#### [Given data]
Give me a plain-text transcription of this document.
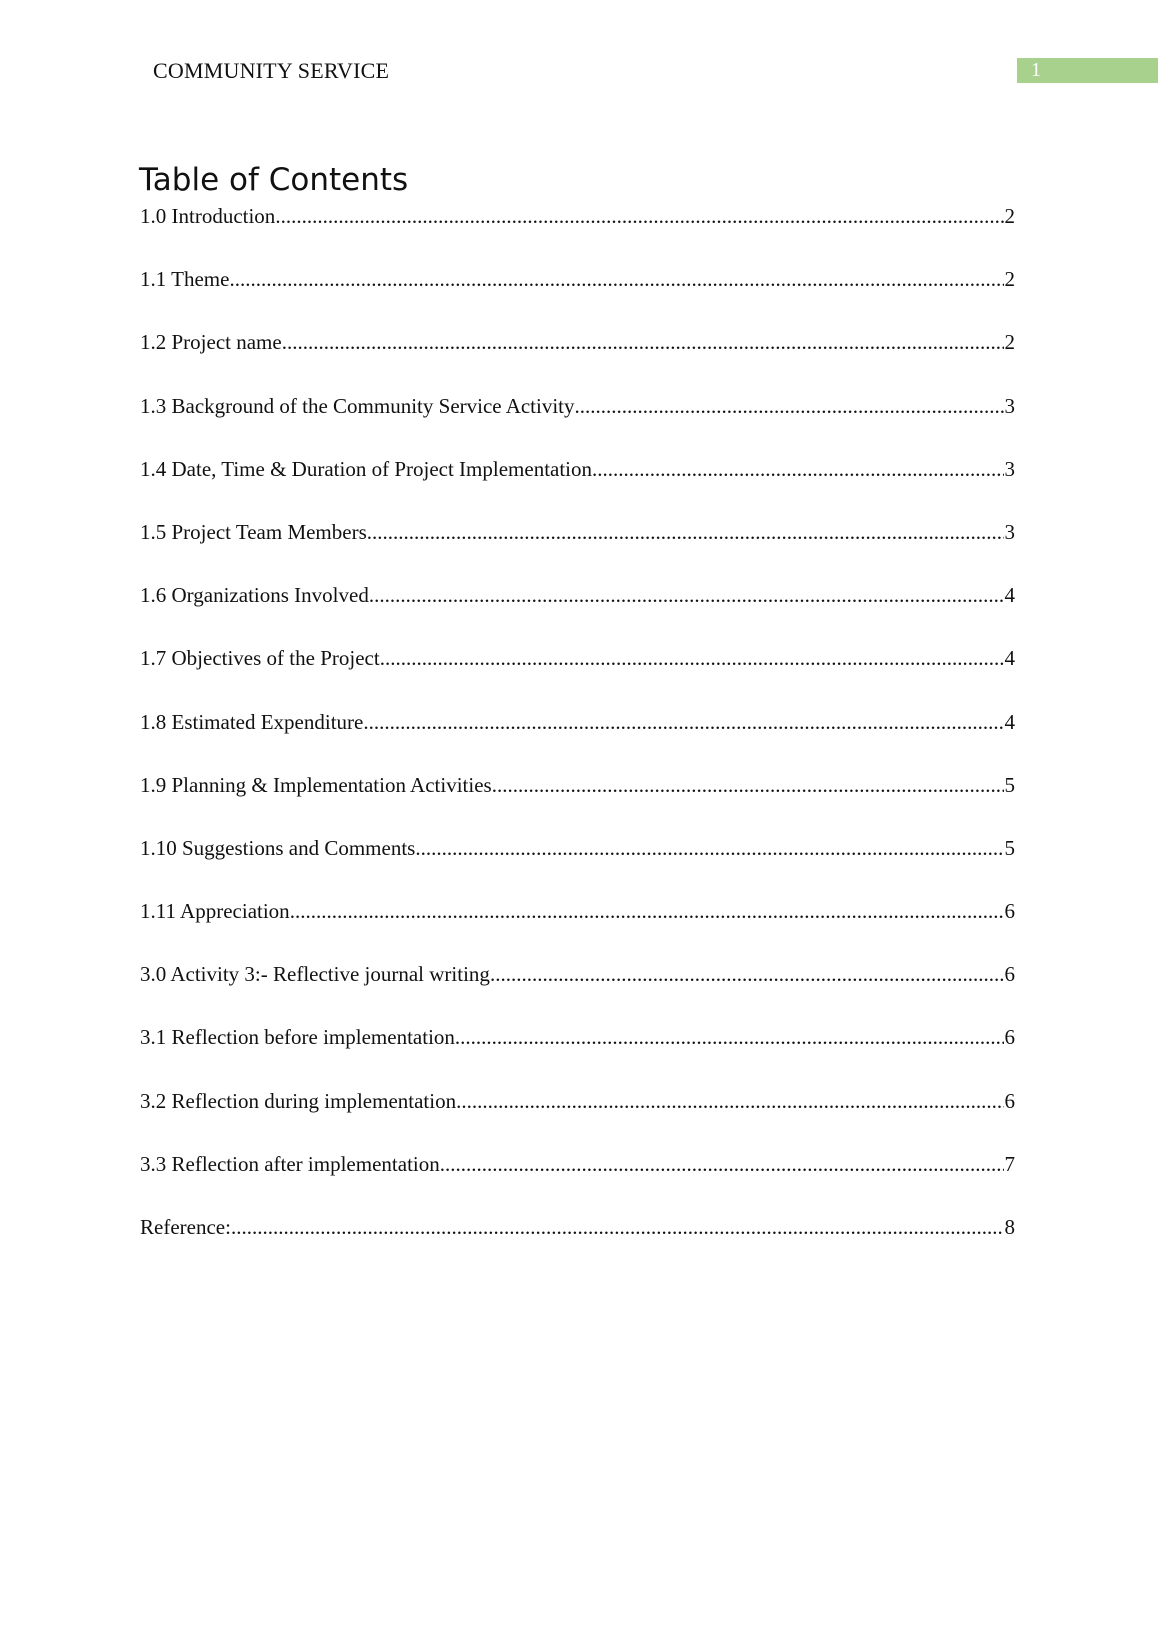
COMMUNITY SERVICE	1
Table of Contents
1.0 Introduction .....	2
1.1 Theme .....	2
1.2 Project name .....	2
1.3 Background of the Community Service Activity .....	3
1.4 Date, Time & Duration of Project Implementation .....	3
1.5 Project Team Members .....	3
1.6 Organizations Involved .....	4
1.7 Objectives of the Project .....	4
1.8 Estimated Expenditure .....	4
1.9 Planning & Implementation Activities .....	5
1.10 Suggestions and Comments .....	5
1.11 Appreciation .....	6
3.0 Activity 3:- Reflective journal writing .....	6
3.1 Reflection before implementation .....	6
3.2 Reflection during implementation .....	6
3.3 Reflection after implementation .....	7
Reference: .....	8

#### [Work instructions]
Leave out the pictures, and give all the records again exactly.

#### [Output for this task]
Give me a plain-text transcription of this document.
COMMUNITY SERVICE	1
Table of Contents
1.0 Introduction .....	2
1.1 Theme .....	2
1.2 Project name .....	2
1.3 Background of the Community Service Activity .....	3
1.4 Date, Time & Duration of Project Implementation .....	3
1.5 Project Team Members .....	3
1.6 Organizations Involved .....	4
1.7 Objectives of the Project .....	4
1.8 Estimated Expenditure .....	4
1.9 Planning & Implementation Activities .....	5
1.10 Suggestions and Comments .....	5
1.11 Appreciation .....	6
3.0 Activity 3:- Reflective journal writing .....	6
3.1 Reflection before implementation .....	6
3.2 Reflection during implementation .....	6
3.3 Reflection after implementation .....	7
Reference: .....	8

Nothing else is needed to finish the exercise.